**The records**
"""

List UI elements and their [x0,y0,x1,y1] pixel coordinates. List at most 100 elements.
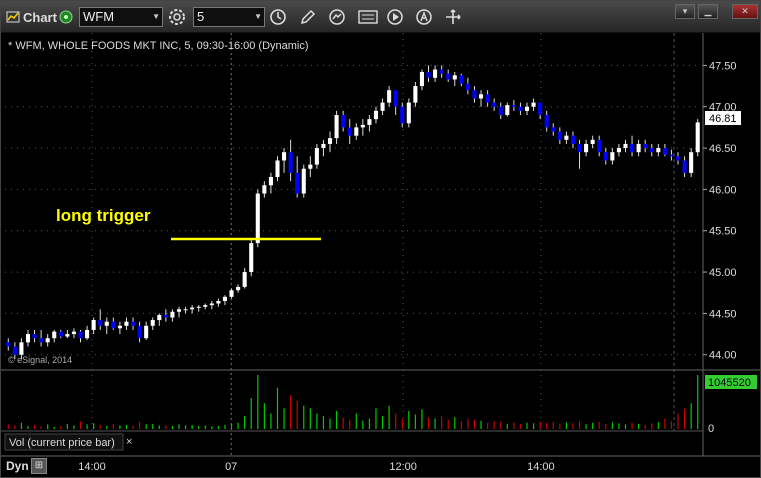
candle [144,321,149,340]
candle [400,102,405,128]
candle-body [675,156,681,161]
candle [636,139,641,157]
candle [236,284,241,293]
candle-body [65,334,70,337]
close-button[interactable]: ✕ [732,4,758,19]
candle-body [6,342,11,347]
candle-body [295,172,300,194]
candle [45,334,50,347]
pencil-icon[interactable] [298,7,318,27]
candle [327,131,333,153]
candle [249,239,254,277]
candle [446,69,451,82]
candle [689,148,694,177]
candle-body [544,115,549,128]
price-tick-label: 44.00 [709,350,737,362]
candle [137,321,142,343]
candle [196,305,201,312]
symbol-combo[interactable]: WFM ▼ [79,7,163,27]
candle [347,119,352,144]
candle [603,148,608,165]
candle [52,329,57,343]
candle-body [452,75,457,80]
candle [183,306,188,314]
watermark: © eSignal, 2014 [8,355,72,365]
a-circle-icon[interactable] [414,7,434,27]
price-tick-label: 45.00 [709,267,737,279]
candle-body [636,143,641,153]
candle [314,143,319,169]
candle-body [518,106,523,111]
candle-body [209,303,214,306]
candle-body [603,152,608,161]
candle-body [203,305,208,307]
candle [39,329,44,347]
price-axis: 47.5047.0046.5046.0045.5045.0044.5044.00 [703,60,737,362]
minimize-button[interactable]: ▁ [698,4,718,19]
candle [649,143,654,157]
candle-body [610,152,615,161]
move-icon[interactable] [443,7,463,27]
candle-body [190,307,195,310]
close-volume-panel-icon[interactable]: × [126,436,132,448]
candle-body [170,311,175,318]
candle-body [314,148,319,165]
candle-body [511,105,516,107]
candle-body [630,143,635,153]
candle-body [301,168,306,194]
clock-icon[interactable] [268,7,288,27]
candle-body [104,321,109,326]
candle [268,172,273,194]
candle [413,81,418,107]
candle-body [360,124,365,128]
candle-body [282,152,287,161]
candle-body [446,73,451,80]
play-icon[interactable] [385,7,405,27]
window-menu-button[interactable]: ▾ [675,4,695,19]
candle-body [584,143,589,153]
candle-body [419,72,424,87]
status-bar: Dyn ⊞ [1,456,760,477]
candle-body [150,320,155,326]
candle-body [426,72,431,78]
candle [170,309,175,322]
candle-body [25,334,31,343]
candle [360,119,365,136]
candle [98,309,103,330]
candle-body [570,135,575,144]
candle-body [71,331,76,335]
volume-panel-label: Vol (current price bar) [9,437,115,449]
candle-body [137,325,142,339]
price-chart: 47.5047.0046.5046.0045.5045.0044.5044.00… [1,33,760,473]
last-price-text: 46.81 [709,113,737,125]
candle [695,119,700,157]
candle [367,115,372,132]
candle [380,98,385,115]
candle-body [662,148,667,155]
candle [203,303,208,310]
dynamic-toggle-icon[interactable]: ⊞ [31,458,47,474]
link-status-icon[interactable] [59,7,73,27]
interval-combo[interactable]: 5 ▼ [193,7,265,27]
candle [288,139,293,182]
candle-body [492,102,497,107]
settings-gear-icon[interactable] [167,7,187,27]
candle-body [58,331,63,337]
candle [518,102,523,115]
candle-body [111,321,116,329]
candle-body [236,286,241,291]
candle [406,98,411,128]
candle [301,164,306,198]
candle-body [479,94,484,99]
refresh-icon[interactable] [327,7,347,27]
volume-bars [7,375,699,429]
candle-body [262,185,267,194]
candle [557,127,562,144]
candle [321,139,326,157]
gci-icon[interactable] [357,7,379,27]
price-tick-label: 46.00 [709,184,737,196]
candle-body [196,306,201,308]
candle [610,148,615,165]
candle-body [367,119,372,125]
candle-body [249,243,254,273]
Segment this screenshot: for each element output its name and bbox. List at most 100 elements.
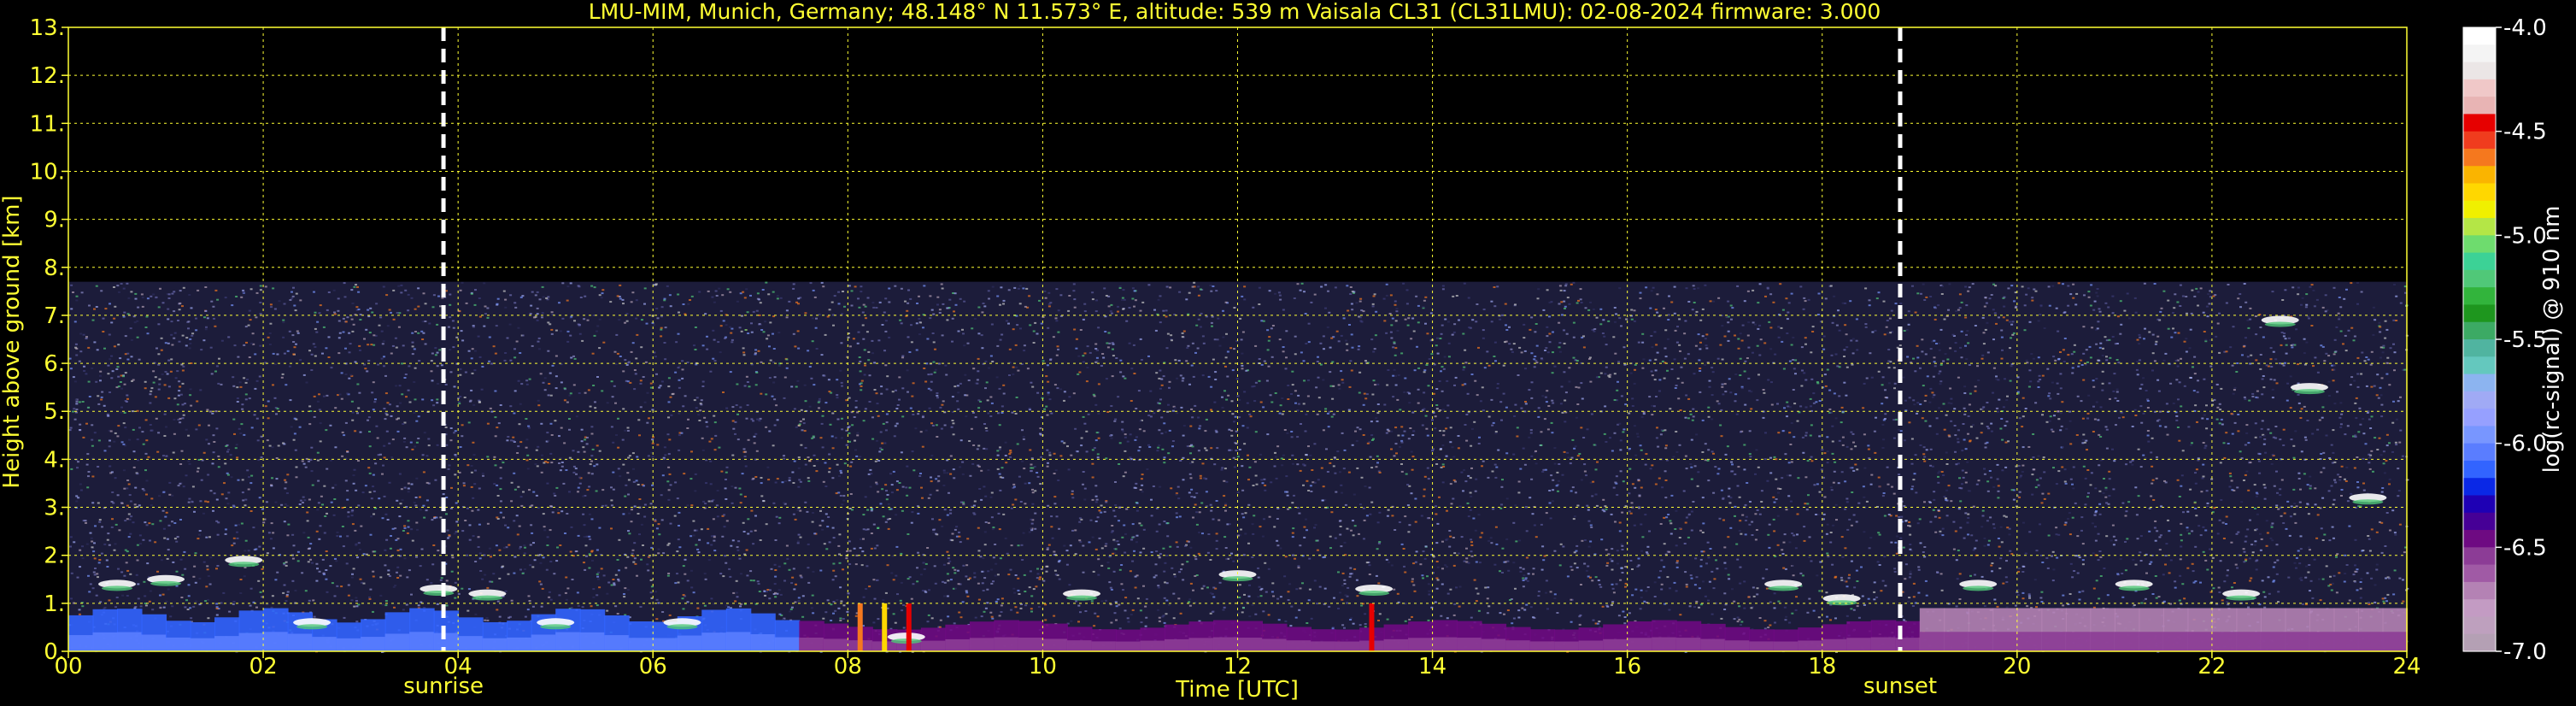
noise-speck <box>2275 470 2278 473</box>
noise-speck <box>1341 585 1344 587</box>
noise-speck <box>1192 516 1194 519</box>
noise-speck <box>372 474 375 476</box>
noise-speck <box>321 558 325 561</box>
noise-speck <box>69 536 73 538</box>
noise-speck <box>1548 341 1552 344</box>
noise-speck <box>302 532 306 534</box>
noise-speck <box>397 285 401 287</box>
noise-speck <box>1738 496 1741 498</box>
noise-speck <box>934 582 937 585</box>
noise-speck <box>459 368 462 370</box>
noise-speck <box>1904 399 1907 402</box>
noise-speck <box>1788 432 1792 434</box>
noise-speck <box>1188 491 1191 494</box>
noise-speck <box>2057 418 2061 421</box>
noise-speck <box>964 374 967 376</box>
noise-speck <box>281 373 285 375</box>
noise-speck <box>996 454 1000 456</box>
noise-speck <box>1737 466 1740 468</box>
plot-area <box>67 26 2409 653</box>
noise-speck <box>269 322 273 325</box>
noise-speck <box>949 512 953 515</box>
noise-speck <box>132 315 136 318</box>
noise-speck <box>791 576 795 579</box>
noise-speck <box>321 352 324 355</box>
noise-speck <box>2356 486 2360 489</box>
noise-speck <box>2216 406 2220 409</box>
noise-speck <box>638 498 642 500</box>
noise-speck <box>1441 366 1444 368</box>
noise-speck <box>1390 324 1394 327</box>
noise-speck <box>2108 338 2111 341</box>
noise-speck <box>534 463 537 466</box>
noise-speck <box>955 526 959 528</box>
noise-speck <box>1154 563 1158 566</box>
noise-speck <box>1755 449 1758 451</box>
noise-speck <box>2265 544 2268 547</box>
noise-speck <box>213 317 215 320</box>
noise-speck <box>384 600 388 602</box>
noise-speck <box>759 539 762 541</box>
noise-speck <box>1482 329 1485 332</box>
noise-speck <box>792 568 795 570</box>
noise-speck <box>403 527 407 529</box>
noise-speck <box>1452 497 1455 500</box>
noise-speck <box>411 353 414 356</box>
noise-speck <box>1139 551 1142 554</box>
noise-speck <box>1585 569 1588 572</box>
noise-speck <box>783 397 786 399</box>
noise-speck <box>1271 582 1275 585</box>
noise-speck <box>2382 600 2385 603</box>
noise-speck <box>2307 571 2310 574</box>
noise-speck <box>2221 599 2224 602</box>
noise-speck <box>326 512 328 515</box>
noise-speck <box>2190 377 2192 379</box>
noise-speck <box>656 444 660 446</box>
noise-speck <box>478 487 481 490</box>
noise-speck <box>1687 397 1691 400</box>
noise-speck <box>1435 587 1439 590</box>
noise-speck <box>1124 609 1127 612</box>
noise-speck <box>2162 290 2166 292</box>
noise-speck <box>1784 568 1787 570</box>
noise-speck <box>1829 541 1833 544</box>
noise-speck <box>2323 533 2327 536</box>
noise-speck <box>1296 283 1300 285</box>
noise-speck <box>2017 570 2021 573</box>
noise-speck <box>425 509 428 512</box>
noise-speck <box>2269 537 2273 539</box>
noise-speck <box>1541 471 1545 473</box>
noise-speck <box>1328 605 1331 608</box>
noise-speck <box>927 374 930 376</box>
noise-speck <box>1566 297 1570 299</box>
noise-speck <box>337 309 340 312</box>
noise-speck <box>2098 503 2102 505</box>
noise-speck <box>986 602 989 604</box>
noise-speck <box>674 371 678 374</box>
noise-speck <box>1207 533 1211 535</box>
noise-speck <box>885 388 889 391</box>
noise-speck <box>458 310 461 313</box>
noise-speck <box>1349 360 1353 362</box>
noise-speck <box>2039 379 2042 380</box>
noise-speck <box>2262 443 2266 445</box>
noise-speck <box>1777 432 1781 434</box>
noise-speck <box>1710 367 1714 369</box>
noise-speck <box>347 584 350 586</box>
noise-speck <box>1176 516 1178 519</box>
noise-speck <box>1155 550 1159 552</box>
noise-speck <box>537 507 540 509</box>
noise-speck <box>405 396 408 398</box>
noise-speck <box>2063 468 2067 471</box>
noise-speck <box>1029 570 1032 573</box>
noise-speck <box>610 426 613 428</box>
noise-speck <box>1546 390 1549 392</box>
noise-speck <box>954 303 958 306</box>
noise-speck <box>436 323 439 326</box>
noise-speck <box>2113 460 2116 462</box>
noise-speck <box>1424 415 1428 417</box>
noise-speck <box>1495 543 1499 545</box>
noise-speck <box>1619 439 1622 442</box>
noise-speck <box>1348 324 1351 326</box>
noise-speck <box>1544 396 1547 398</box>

"""

Copy the lines between the one holding "noise-speck <box>2275 470 2278 473</box>" and the one holding "noise-speck <box>1154 563 1158 566</box>", inclusive, replacing "plot-area" with "chart-area" and leaving everything else unchanged.

**Solution to the problem**
noise-speck <box>2275 470 2278 473</box>
noise-speck <box>1341 585 1344 587</box>
noise-speck <box>1192 516 1194 519</box>
noise-speck <box>372 474 375 476</box>
noise-speck <box>321 558 325 561</box>
noise-speck <box>69 536 73 538</box>
noise-speck <box>1548 341 1552 344</box>
noise-speck <box>302 532 306 534</box>
noise-speck <box>397 285 401 287</box>
noise-speck <box>1738 496 1741 498</box>
noise-speck <box>934 582 937 585</box>
noise-speck <box>459 368 462 370</box>
noise-speck <box>1904 399 1907 402</box>
noise-speck <box>1788 432 1792 434</box>
noise-speck <box>1188 491 1191 494</box>
noise-speck <box>2057 418 2061 421</box>
noise-speck <box>964 374 967 376</box>
noise-speck <box>281 373 285 375</box>
noise-speck <box>996 454 1000 456</box>
noise-speck <box>1737 466 1740 468</box>
chart-area <box>67 26 2409 653</box>
noise-speck <box>269 322 273 325</box>
noise-speck <box>949 512 953 515</box>
noise-speck <box>132 315 136 318</box>
noise-speck <box>791 576 795 579</box>
noise-speck <box>321 352 324 355</box>
noise-speck <box>2356 486 2360 489</box>
noise-speck <box>2216 406 2220 409</box>
noise-speck <box>638 498 642 500</box>
noise-speck <box>1441 366 1444 368</box>
noise-speck <box>1390 324 1394 327</box>
noise-speck <box>2108 338 2111 341</box>
noise-speck <box>534 463 537 466</box>
noise-speck <box>955 526 959 528</box>
noise-speck <box>1154 563 1158 566</box>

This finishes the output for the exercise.